◆ **What to produce**: Look through the data below and count each line where the word "title" appears. Reply with the count alone.

◆ **Excerpted records**:
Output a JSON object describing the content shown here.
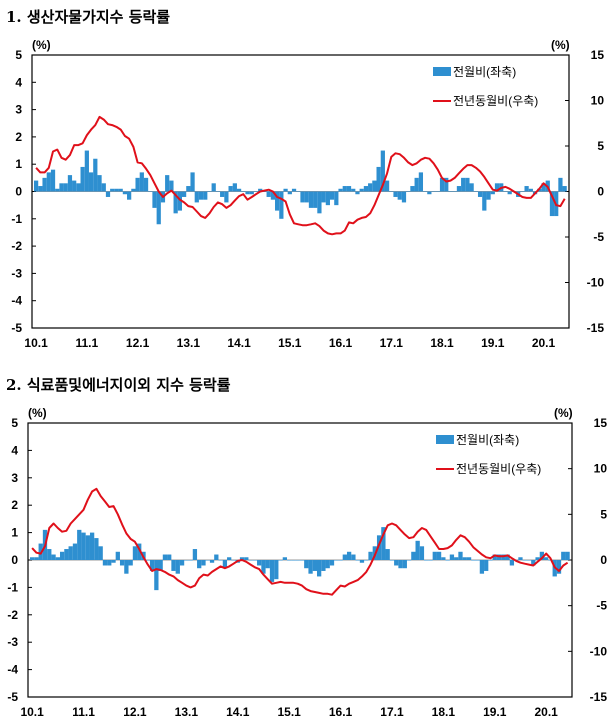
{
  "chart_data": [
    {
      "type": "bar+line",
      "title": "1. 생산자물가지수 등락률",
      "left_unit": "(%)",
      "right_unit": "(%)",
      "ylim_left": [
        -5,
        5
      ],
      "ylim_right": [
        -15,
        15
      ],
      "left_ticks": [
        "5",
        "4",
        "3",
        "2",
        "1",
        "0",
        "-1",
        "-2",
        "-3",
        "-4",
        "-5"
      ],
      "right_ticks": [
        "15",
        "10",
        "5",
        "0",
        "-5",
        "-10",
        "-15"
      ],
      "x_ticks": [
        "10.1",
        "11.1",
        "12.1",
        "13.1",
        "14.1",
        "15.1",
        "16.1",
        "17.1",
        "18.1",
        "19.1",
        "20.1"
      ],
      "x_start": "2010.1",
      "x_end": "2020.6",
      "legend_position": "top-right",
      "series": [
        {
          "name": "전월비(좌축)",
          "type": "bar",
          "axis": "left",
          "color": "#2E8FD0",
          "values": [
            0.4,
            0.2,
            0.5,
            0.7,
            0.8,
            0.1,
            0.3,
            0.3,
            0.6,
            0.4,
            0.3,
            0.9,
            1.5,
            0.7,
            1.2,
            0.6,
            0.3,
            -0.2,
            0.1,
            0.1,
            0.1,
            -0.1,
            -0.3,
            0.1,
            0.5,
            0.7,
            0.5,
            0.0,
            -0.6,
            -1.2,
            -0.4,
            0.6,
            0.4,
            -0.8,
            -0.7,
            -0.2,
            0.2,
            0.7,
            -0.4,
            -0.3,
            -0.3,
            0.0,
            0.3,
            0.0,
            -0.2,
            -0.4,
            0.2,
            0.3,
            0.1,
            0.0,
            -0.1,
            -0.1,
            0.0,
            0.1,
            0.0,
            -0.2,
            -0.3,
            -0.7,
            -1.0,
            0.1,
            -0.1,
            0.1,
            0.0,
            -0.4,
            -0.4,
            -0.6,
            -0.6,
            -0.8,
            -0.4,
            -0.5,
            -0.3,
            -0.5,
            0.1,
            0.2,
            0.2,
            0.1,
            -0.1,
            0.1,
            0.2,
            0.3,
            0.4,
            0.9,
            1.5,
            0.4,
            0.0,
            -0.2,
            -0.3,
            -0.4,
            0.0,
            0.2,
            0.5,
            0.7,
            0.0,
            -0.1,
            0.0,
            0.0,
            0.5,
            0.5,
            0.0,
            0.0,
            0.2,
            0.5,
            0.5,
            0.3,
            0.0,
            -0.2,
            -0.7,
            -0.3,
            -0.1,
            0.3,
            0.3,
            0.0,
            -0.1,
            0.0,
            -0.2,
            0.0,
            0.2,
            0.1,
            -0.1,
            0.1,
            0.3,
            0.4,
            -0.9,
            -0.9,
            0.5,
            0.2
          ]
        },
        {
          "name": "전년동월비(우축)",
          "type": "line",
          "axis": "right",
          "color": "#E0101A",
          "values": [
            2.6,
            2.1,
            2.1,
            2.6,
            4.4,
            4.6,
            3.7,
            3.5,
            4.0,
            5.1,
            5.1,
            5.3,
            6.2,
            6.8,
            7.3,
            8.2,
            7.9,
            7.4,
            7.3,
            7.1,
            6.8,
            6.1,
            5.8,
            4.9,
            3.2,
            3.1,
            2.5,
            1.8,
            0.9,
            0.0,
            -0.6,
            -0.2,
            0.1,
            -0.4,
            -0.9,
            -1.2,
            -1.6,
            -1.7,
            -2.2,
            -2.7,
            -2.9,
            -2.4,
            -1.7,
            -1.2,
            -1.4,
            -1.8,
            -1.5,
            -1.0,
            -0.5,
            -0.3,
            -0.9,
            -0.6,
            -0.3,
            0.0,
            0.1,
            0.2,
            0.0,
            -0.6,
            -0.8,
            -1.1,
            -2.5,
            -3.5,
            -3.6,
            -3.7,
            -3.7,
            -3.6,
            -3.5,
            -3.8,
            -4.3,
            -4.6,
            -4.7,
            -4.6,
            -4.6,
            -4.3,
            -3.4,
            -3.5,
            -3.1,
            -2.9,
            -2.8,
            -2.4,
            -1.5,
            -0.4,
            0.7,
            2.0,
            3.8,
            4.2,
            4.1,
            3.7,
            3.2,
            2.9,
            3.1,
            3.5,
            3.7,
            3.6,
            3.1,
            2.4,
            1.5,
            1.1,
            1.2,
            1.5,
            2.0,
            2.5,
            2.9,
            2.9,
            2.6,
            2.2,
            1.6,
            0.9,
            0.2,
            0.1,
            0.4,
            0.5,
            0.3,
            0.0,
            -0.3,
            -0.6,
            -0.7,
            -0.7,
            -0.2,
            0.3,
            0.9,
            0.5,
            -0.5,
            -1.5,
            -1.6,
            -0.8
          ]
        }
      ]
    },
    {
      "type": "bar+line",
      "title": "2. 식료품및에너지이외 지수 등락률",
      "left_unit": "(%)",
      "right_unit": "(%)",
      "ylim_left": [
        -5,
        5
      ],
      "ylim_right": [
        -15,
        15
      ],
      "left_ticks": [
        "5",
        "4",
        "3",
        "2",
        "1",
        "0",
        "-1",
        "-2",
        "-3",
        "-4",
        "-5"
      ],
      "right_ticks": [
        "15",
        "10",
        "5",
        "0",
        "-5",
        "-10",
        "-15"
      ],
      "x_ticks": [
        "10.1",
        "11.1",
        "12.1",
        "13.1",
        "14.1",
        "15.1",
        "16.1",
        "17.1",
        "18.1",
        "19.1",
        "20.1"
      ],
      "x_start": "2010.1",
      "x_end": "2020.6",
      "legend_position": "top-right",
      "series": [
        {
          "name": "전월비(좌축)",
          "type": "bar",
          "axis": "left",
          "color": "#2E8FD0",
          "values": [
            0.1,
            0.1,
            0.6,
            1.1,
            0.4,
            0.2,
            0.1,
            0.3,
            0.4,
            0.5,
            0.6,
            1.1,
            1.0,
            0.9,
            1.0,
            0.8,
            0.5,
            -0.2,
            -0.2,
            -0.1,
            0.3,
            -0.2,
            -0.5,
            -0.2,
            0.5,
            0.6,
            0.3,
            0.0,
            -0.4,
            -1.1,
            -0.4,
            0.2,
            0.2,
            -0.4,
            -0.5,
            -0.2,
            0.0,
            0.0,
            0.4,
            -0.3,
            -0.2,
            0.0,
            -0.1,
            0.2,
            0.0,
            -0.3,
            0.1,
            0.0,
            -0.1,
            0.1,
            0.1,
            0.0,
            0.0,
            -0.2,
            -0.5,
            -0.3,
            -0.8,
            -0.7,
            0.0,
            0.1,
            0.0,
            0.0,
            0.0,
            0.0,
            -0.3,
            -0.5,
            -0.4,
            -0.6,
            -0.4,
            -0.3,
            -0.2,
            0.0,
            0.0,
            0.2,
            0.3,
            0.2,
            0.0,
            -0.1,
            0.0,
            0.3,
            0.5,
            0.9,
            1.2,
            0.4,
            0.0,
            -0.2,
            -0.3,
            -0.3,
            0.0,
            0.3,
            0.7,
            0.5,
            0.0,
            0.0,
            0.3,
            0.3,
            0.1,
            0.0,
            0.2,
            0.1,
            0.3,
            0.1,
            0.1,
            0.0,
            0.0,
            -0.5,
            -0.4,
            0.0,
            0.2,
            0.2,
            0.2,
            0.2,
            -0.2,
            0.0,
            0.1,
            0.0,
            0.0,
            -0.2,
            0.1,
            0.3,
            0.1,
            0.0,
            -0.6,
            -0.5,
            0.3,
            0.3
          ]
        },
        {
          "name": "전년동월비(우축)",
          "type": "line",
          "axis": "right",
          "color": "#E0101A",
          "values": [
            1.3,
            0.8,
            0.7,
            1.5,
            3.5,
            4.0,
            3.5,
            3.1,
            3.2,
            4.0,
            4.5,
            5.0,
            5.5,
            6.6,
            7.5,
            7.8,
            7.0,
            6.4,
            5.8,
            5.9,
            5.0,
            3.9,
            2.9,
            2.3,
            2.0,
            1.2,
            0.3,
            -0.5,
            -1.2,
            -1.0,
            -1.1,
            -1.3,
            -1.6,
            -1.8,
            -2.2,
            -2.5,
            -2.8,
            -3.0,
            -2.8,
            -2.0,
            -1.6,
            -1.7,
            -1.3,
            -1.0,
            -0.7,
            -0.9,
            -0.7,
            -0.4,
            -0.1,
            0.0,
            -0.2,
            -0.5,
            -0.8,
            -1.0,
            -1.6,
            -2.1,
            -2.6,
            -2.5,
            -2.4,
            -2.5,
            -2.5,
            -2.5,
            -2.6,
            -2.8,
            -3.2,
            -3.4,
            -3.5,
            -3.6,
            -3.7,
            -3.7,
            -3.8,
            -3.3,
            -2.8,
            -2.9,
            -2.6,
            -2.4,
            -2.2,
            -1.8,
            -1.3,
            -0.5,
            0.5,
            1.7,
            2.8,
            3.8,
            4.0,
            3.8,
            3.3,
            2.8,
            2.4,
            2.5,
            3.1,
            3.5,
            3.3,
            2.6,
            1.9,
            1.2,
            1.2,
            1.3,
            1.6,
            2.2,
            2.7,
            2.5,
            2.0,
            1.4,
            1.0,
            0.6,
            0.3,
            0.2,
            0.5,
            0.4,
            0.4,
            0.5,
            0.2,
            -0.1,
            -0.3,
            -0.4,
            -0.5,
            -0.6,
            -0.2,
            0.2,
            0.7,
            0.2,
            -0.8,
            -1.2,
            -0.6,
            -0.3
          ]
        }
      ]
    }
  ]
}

◆ **Response to the task**: 2